— START Stored rows —
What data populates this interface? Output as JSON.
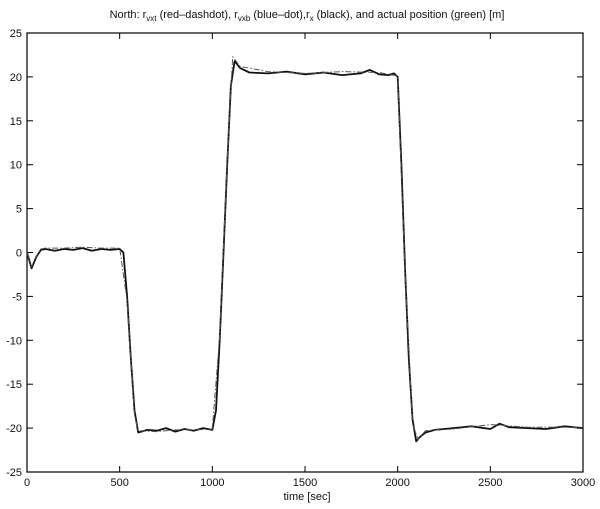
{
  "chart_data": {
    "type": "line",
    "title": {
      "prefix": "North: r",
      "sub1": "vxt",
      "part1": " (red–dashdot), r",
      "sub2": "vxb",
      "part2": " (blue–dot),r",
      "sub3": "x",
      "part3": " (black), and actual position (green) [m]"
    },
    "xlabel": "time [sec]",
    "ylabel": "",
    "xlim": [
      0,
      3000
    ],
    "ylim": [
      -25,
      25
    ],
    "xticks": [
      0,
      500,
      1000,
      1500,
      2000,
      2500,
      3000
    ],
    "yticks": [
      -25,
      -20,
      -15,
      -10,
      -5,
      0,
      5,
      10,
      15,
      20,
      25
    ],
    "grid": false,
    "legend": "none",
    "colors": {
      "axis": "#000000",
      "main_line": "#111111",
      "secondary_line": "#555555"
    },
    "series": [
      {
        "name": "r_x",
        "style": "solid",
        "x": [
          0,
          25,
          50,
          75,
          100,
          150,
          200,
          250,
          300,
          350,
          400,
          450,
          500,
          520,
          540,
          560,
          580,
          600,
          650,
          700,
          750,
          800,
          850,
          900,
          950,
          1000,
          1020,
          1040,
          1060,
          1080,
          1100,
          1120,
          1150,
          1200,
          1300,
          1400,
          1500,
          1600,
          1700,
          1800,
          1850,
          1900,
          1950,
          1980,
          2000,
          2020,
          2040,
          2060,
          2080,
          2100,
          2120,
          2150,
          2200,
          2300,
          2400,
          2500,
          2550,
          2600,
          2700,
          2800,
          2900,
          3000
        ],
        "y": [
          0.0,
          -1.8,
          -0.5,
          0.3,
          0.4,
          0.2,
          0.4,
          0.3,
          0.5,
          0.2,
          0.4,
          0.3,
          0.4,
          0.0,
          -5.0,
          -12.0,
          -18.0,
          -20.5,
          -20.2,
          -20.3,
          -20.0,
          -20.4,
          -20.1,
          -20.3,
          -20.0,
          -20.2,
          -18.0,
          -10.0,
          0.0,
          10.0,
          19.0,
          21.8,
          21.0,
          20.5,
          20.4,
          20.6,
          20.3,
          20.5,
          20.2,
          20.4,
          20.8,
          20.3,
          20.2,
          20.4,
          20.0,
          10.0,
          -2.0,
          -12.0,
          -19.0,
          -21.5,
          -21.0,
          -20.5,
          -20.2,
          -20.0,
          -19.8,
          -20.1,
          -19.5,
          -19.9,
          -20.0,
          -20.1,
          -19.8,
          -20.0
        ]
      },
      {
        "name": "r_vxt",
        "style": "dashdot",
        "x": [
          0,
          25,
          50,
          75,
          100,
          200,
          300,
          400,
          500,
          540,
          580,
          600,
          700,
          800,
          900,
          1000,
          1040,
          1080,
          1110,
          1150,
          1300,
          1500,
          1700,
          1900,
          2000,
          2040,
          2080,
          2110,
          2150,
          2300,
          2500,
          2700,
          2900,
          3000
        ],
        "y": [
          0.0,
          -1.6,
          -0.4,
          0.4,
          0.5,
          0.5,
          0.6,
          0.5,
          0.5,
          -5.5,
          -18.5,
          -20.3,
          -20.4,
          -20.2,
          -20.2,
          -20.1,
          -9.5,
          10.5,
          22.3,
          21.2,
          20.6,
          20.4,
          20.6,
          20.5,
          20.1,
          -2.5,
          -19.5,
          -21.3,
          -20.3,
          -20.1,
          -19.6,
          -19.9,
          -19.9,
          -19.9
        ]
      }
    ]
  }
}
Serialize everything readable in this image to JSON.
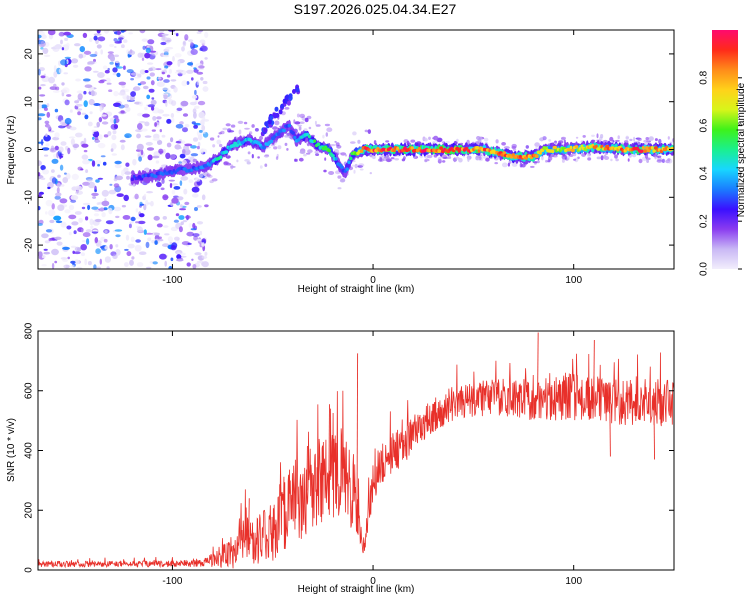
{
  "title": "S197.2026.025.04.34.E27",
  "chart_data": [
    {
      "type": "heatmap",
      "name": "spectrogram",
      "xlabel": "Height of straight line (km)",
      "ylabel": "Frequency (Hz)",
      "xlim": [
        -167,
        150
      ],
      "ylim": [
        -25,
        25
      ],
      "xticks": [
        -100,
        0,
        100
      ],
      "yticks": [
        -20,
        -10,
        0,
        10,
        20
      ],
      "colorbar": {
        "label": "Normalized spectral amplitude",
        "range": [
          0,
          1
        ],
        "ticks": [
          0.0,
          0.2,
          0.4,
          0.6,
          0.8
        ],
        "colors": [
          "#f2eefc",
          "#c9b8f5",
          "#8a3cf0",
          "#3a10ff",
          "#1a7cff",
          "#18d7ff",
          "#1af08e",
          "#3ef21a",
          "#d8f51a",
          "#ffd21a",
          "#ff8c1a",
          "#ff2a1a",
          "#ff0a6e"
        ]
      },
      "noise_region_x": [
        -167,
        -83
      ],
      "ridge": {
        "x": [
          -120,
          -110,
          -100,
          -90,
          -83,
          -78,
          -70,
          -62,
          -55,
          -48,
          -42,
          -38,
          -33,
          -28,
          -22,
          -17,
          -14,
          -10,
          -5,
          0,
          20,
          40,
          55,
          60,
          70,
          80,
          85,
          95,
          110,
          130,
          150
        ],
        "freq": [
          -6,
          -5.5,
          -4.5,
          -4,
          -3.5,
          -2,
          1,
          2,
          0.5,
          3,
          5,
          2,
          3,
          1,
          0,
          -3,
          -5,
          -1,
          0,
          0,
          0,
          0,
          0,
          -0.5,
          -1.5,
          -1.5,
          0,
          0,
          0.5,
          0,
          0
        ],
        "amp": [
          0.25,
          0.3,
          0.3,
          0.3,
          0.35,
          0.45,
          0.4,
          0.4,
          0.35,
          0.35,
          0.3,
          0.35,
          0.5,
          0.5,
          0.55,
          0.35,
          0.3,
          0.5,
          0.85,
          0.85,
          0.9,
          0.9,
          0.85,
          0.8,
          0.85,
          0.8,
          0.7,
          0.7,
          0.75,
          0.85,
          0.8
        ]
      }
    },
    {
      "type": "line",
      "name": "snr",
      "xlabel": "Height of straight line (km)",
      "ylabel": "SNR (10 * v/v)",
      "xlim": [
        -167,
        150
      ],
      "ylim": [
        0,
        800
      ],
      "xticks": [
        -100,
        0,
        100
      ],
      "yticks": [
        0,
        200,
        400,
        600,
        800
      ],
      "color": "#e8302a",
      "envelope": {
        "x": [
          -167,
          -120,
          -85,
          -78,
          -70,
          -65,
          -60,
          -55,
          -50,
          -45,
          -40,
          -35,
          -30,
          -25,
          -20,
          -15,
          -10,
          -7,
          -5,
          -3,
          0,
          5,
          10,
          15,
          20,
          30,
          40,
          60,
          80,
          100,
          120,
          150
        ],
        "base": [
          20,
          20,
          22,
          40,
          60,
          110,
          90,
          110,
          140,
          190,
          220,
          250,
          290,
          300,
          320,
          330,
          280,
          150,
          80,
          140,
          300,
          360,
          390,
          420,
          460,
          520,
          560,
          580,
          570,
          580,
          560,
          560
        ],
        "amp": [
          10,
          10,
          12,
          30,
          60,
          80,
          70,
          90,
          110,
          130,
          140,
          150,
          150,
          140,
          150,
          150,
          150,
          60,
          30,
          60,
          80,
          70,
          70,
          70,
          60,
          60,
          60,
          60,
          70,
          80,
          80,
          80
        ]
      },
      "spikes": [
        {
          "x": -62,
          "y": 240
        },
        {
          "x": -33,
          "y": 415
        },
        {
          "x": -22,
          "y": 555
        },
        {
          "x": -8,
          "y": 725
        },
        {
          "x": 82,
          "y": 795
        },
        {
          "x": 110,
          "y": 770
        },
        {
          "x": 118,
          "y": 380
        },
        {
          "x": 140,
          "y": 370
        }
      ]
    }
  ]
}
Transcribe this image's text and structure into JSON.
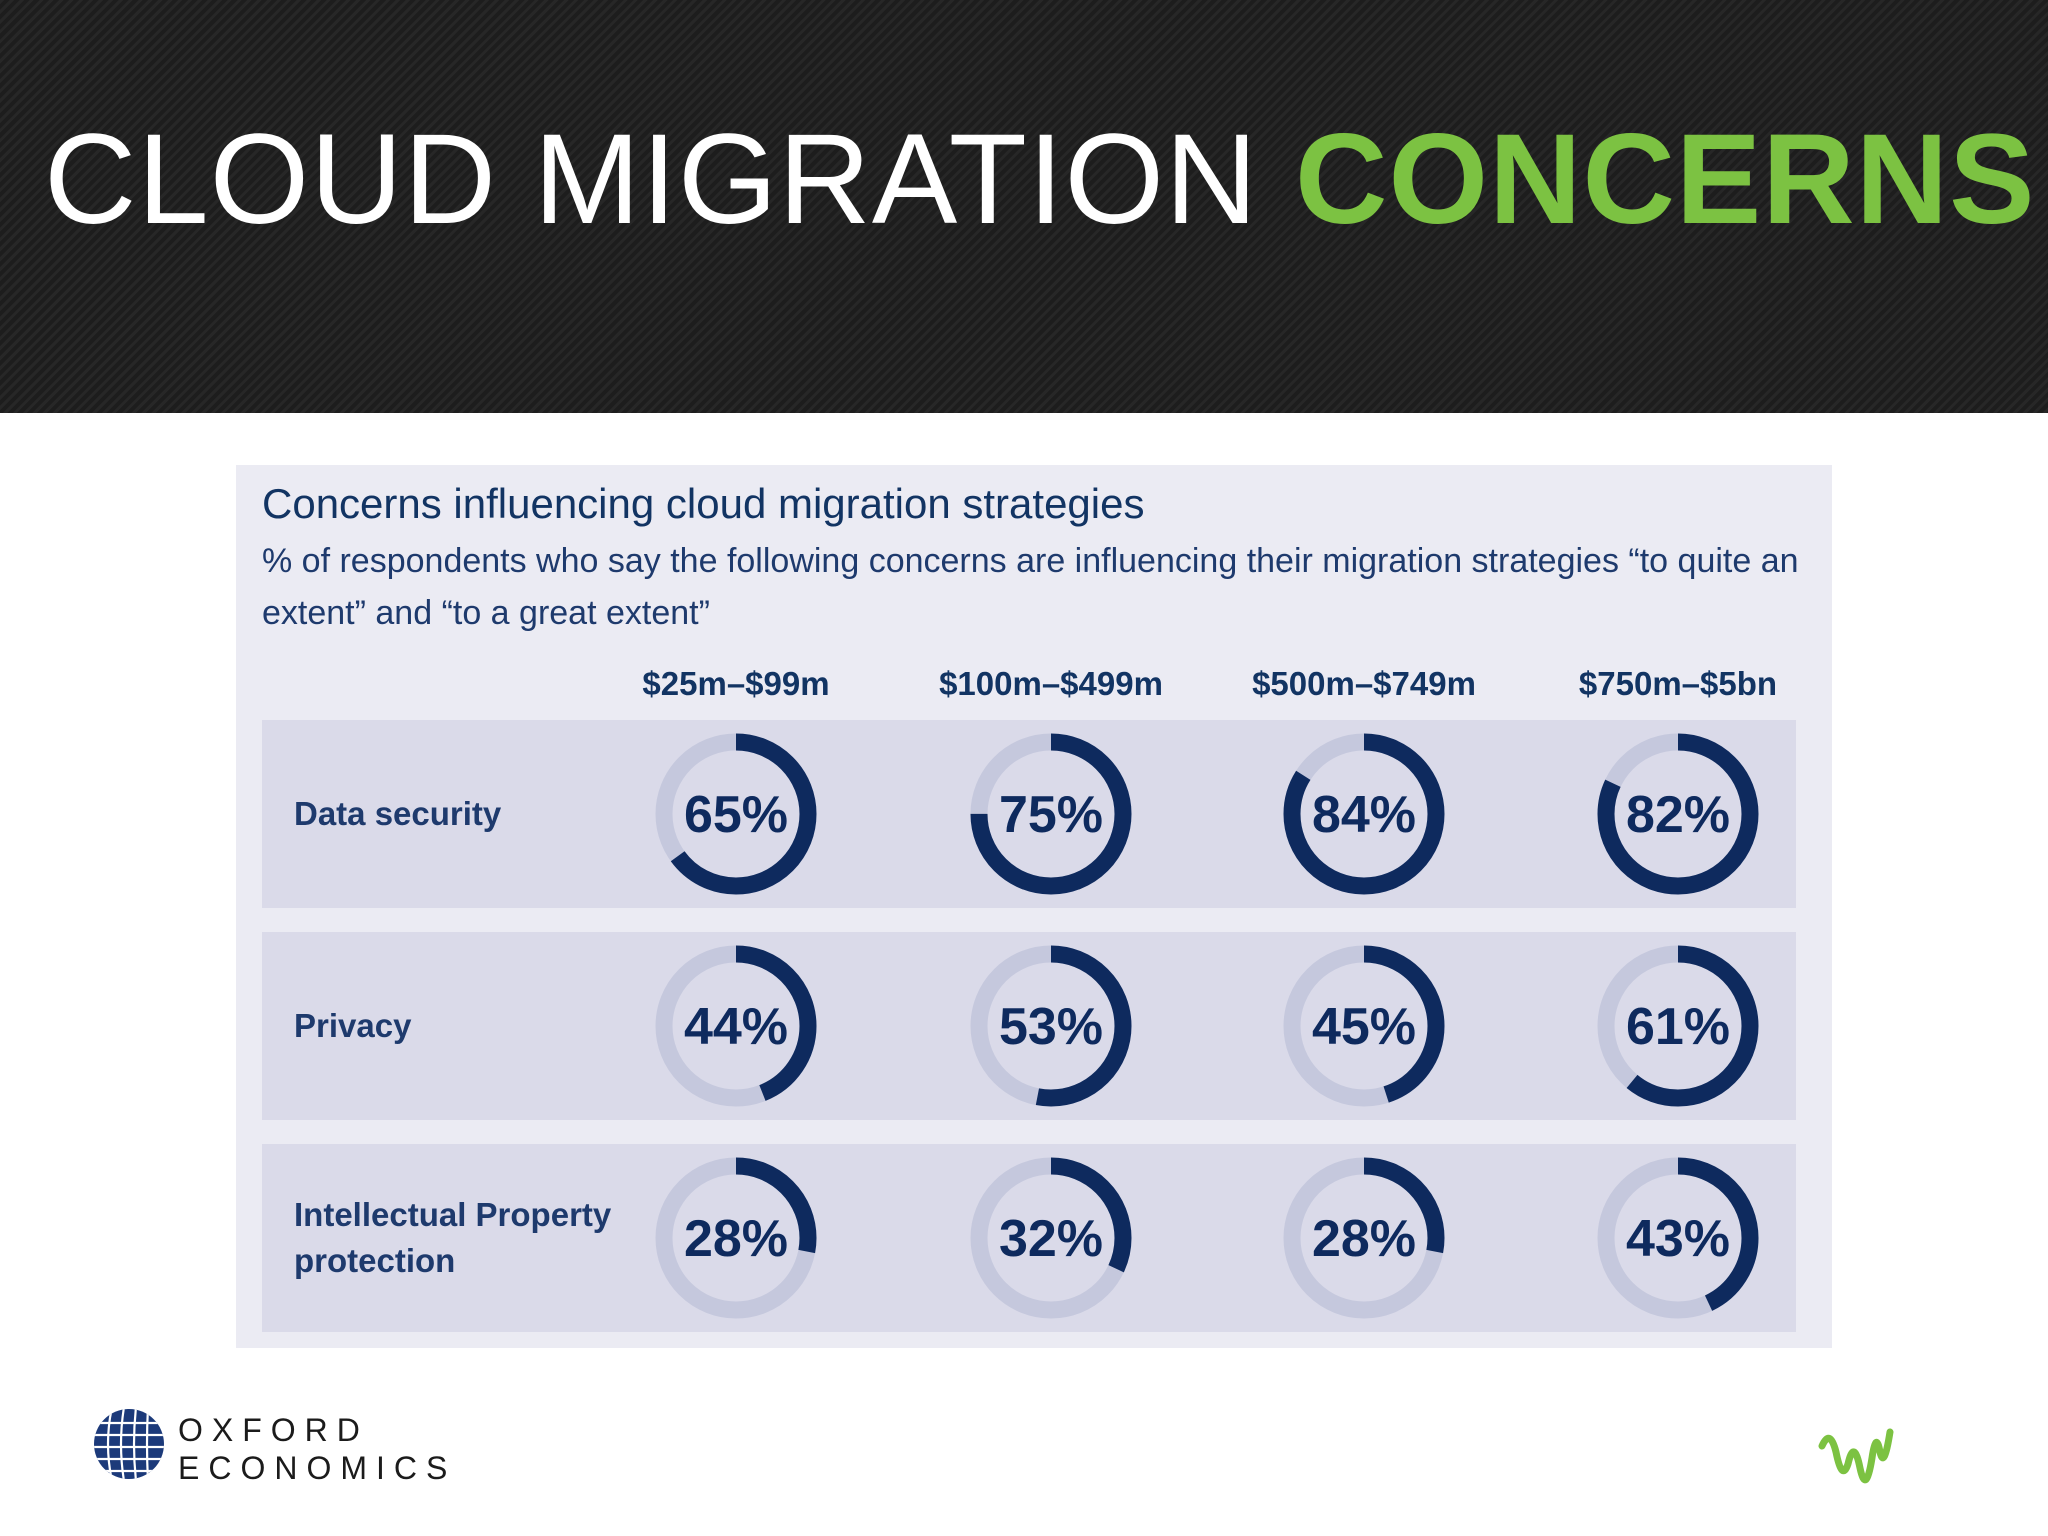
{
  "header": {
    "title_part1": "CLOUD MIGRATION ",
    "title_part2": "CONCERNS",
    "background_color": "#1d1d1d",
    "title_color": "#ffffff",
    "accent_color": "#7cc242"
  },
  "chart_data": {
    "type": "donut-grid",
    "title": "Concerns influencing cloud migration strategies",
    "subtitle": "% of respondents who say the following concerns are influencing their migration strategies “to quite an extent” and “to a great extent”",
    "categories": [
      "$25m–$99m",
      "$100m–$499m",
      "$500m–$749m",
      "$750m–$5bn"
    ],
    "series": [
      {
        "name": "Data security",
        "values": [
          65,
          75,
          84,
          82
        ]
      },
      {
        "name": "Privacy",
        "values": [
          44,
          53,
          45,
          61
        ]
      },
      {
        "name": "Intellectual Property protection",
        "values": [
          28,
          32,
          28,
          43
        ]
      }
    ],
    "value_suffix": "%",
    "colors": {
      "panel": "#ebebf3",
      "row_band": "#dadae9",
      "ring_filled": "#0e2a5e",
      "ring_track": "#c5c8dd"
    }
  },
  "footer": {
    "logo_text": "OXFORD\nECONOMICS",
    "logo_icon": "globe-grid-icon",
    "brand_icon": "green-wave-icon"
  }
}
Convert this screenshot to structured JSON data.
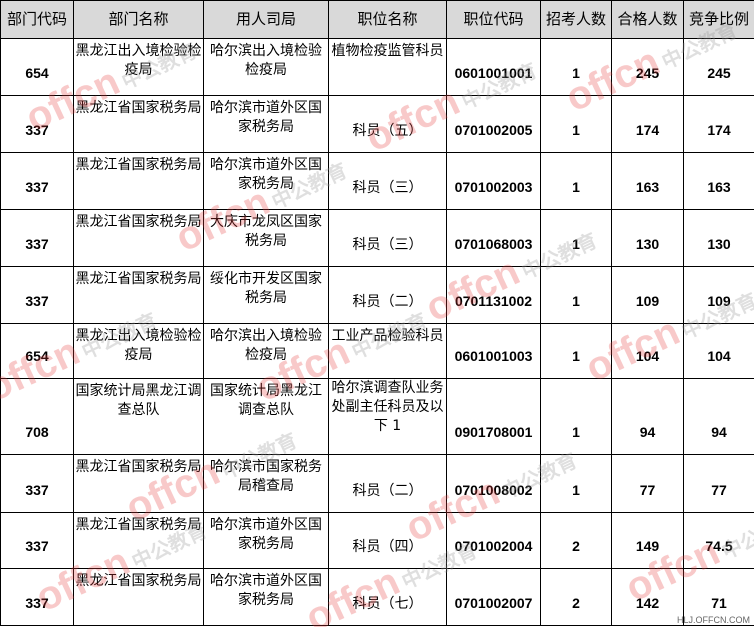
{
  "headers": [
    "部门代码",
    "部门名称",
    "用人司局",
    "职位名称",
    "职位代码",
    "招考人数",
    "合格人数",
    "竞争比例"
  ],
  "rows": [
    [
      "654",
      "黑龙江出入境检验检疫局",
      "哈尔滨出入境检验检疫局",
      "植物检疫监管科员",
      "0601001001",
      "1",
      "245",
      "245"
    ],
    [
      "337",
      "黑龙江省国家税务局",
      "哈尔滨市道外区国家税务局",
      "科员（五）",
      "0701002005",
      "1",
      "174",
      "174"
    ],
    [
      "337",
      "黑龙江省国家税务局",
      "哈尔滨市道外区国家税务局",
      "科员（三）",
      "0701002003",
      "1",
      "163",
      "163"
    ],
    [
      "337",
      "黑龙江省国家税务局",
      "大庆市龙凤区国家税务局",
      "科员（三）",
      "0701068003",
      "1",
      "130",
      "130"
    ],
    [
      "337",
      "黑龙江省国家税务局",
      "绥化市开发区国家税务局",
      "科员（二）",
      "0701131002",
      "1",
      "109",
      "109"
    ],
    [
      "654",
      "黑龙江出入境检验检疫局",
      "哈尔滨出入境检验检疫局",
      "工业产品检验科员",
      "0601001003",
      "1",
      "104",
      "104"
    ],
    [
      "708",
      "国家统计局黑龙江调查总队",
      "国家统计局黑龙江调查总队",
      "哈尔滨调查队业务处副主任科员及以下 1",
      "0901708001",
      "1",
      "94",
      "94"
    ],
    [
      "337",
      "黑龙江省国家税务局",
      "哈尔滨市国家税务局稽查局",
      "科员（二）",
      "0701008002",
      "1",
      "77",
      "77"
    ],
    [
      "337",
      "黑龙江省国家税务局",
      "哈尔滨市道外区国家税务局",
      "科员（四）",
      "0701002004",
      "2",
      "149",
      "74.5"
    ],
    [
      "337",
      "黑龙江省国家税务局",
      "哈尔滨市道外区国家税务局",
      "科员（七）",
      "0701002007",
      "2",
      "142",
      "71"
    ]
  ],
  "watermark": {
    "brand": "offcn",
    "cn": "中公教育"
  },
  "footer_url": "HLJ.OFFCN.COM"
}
— END Stored rows —
Provide the number of lines in the data above that contain the string "influencing", and nothing else.

Task solution:
2